DAFTAR TUGAS:
[a] Terjemahkan kalimat berikut dari teks tentang Leicester City dan West Ham ke dalam bahasa Inggris: "Dua tim itu adalah Leicester City dan West Ham United."
[b] Berdasarkan teks tentang Leicester City dan West Ham, jelaskan dalam satu sampai tiga kalimat mengapa Leicester City mampu terus bertarung di papan atas klasemen.

TEKS BACAAN:
Ketika Vardy Mendadak Tajam
Liga Inggris 2015/2016 memunculkan dua tim kejutan
yang bertarung di papan atas klasemen.
Dua tim itu adalah Leicester City dan West Ham
United.
West Ham menjungkirbalikkan prediksi pengamat
sepakbola usai menaklukkan Arsenal, Liverpool dan Manchester City di kandang
tim-tim besar tersebut dan itu belum termasuk kemenangan tim asuhan SLaven
Bilic saat menjamu sang juara bertahan Chelsea.
Leicester City lain lagi.
Tim yang musim lalu berjuang untuk selamat dari
jurang degradasi, kini malah sempat-sempatnya merasakan status sebagai pemuncak
klasemen.
Pertanyaan besar kemudian muncul, sampai berapa lama
Leicester dan West Ham mampu bertarung di papan atas klasemen?
Usai 13 pekan berlalu, Leicester tetap konsisten
bertarung di papan atas klasemen sementara West Ham kini terlempar dari posisi
empat besar klasemen.
Sebelum Liga Inggris mementaskan pekan ke 14 pada 28
dan 29 November 2015, kedua tim bertatus tim dengan pertahanan terburuk di 10
besar klasemen dengan sudah kebobolan 20 gol.
Lalu mengapa Leicester mampu terus bertarung di papan
atas klasemen?
Jawabannya karena mereka punya Jamie Vardy.

DATA YANG DIBERIKAN:
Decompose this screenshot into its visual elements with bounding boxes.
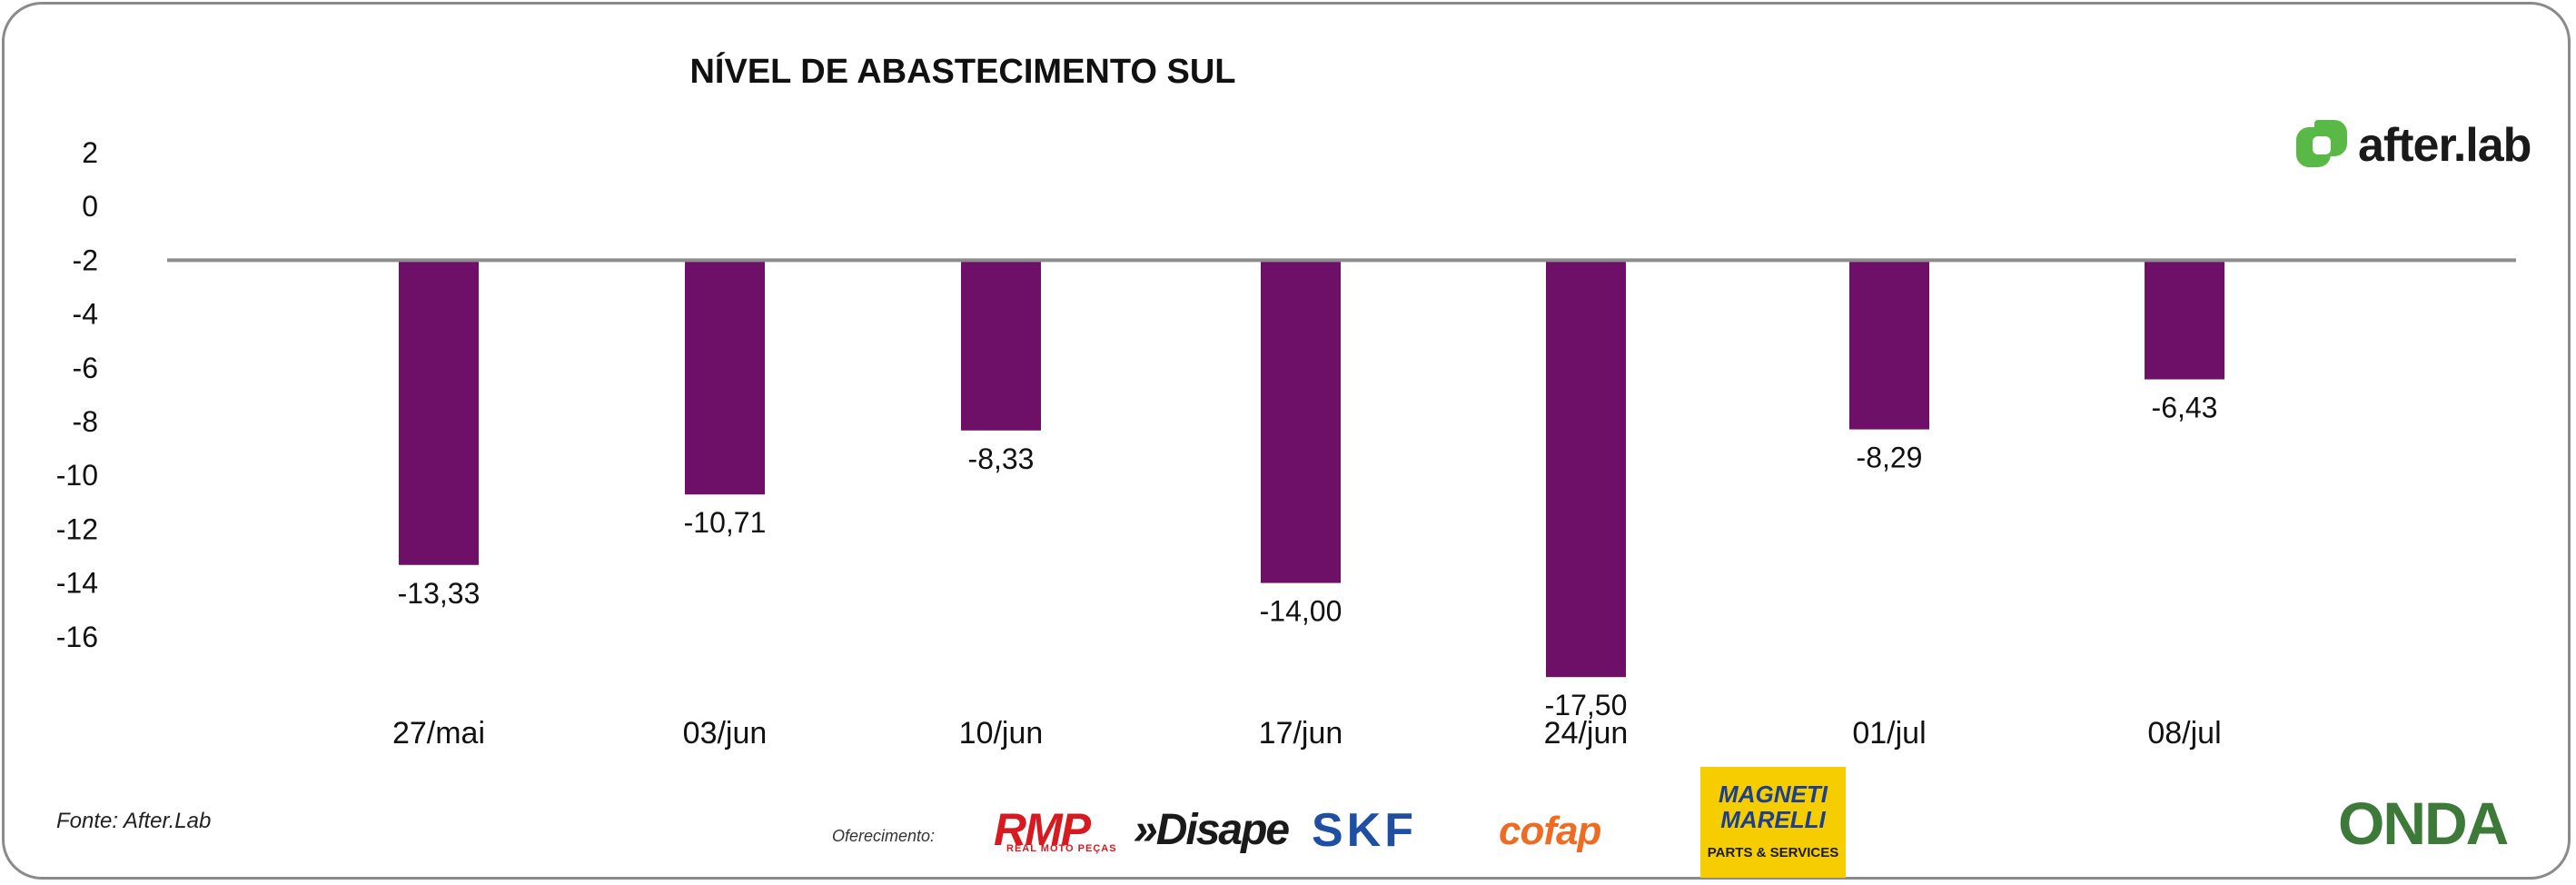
rmp-logo-subtitle: REAL MOTO PEÇAS: [1006, 843, 1117, 854]
sponsor-label: Oferecimento:: [832, 827, 936, 845]
bars: [399, 260, 2224, 678]
y-tick-label: -12: [56, 512, 98, 545]
cofap-logo: cofap: [1499, 809, 1601, 853]
y-axis-ticks: 2 0 -2 -4 -6 -8 -10 -12 -14 -16: [56, 136, 98, 653]
x-axis-labels: 27/mai 03/jun 10/jun 17/jun 24/jun 01/jul 08/j…: [392, 716, 2222, 751]
x-category-label: 01/jul: [1852, 716, 1926, 751]
afterlab-logo: after.lab: [2296, 116, 2531, 174]
chart-title: NÍVEL DE ABASTECIMENTO SUL: [689, 53, 1236, 91]
bar-value-label: -8,33: [968, 442, 1035, 475]
disape-logo: »Disape: [1134, 806, 1290, 854]
magneti-marelli-subtitle: PARTS & SERVICES: [1707, 845, 1839, 860]
x-category-label: 17/jun: [1259, 716, 1343, 751]
y-tick-label: -16: [56, 621, 98, 653]
bar: [399, 260, 479, 565]
onda-logo: ONDA: [2338, 790, 2509, 857]
y-tick-label: 2: [82, 136, 98, 169]
y-tick-label: -2: [73, 244, 98, 276]
source-note: Fonte: After.Lab: [56, 809, 212, 833]
bar-value-label: -14,00: [1260, 595, 1342, 628]
y-tick-label: -4: [73, 298, 98, 331]
x-category-label: 24/jun: [1544, 716, 1629, 751]
bar: [1849, 260, 1929, 430]
bar-value-label: -10,71: [684, 506, 767, 539]
afterlab-logo-text: after.lab: [2358, 119, 2531, 172]
bar-value-label: -8,29: [1857, 442, 1923, 474]
y-tick-label: -14: [56, 567, 98, 600]
afterlab-mark-icon: [2296, 120, 2349, 171]
data-labels: -13,33 -10,71 -8,33 -14,00 -17,50 -8,29 -6,43: [398, 392, 2218, 722]
x-category-label: 03/jun: [683, 716, 768, 751]
y-tick-label: -10: [56, 459, 98, 492]
bar: [1546, 260, 1626, 678]
bar-value-label: -6,43: [2152, 392, 2218, 424]
bar: [685, 260, 765, 495]
rmp-logo: RMP: [994, 804, 1091, 855]
magneti-marelli-logo: MAGNETI MARELLI PARTS & SERVICES: [1700, 767, 1846, 878]
y-tick-label: -8: [73, 405, 98, 438]
x-category-label: 27/mai: [392, 716, 485, 751]
x-category-label: 10/jun: [959, 716, 1044, 751]
bar: [2145, 260, 2224, 380]
bar: [961, 260, 1041, 431]
y-tick-label: 0: [82, 190, 98, 223]
x-category-label: 08/jul: [2147, 716, 2221, 751]
bar-value-label: -17,50: [1545, 689, 1628, 721]
magneti-marelli-name: MAGNETI MARELLI: [1719, 781, 1828, 833]
bar: [1261, 260, 1341, 583]
y-tick-label: -6: [73, 352, 98, 384]
skf-logo: SKF: [1312, 804, 1417, 857]
bar-value-label: -13,33: [398, 577, 481, 610]
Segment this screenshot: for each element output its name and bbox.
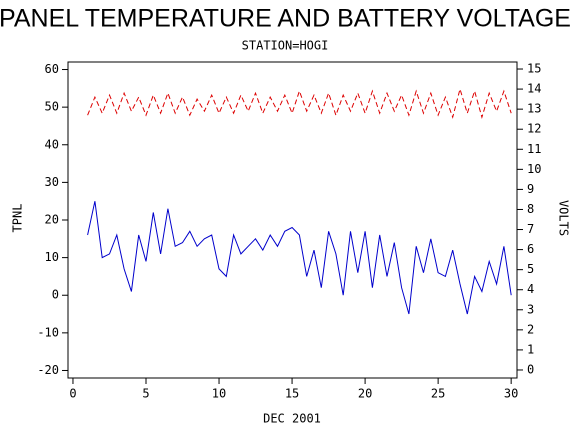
y-tick-label: 50 bbox=[45, 100, 59, 114]
x-tick-label: 30 bbox=[504, 387, 518, 401]
chart-subtitle: STATION=HOGI bbox=[242, 39, 329, 53]
y-tick-label: -10 bbox=[37, 325, 59, 339]
x-tick-label: 20 bbox=[358, 387, 372, 401]
y-tick-label: 60 bbox=[45, 62, 59, 76]
x-tick-label: 15 bbox=[285, 387, 299, 401]
y2-tick-label: 10 bbox=[527, 162, 541, 176]
y2-tick-label: 6 bbox=[527, 242, 534, 256]
y2-tick-label: 3 bbox=[527, 302, 534, 316]
y2-tick-label: 0 bbox=[527, 362, 534, 376]
y2-tick-label: 5 bbox=[527, 262, 534, 276]
x-tick-label: 25 bbox=[431, 387, 445, 401]
y2-tick-label: 15 bbox=[527, 62, 541, 76]
y2-tick-label: 7 bbox=[527, 222, 534, 236]
y2-tick-label: 1 bbox=[527, 342, 534, 356]
y-tick-label: 10 bbox=[45, 250, 59, 264]
y-tick-label: 0 bbox=[52, 288, 59, 302]
y2-tick-label: 12 bbox=[527, 122, 541, 136]
x-tick-label: 10 bbox=[212, 387, 226, 401]
y-tick-label: 30 bbox=[45, 175, 59, 189]
series-line bbox=[87, 87, 512, 119]
y2-tick-label: 8 bbox=[527, 202, 534, 216]
x-tick-label: 0 bbox=[69, 387, 76, 401]
x-axis-label: DEC 2001 bbox=[263, 412, 321, 426]
y-tick-label: 20 bbox=[45, 213, 59, 227]
y-tick-label: -20 bbox=[37, 363, 59, 377]
y2-tick-label: 4 bbox=[527, 282, 534, 296]
y2-axis-label: VOLTS bbox=[557, 200, 570, 236]
y2-tick-label: 2 bbox=[527, 322, 534, 336]
y-axis-label: TPNL bbox=[11, 204, 25, 233]
series-line bbox=[87, 201, 512, 315]
chart-title: PANEL TEMPERATURE AND BATTERY VOLTAGE bbox=[0, 5, 570, 33]
y2-tick-label: 11 bbox=[527, 142, 541, 156]
y-tick-label: 40 bbox=[45, 137, 59, 151]
y2-tick-label: 9 bbox=[527, 182, 534, 196]
y2-tick-label: 14 bbox=[527, 82, 541, 96]
y2-tick-label: 13 bbox=[527, 102, 541, 116]
x-tick-label: 5 bbox=[142, 387, 149, 401]
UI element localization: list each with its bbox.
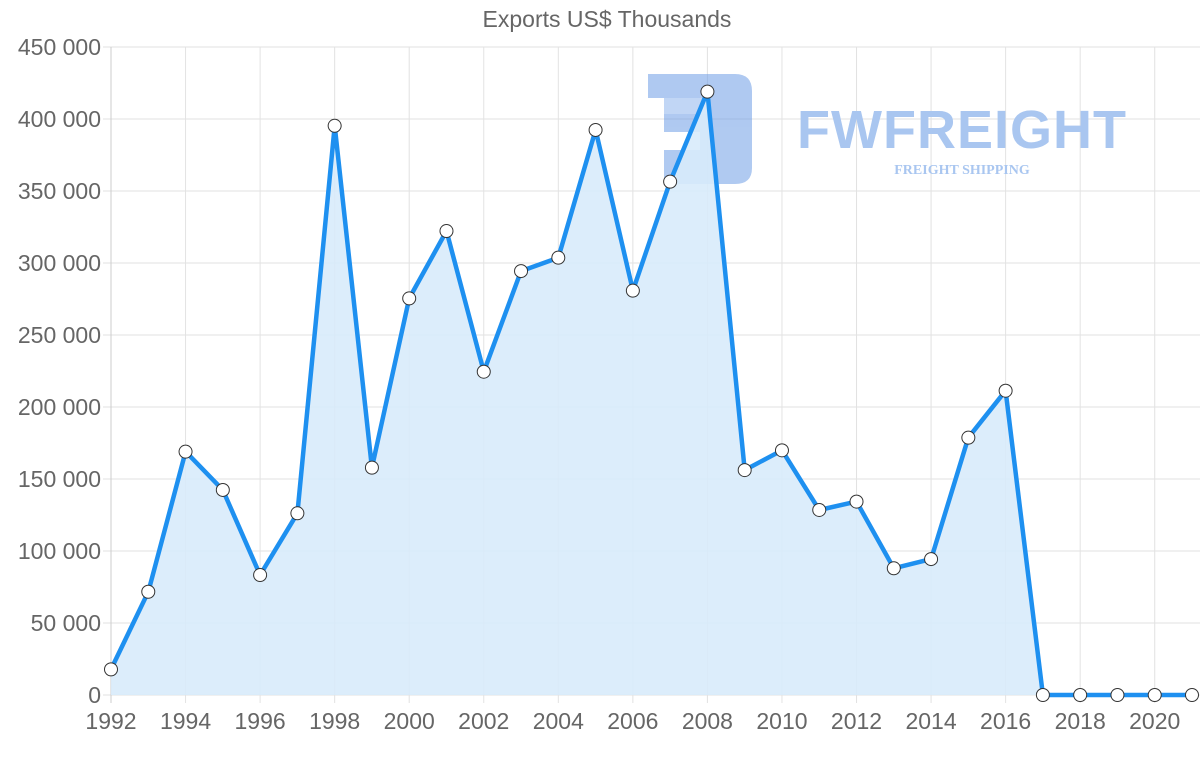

JAWABAN:
[a] The two teams are Leicester City and West Ham United.

[b] Leicester City mampu terus bertarung di papan atas klasemen karena mereka memiliki Jamie Vardy.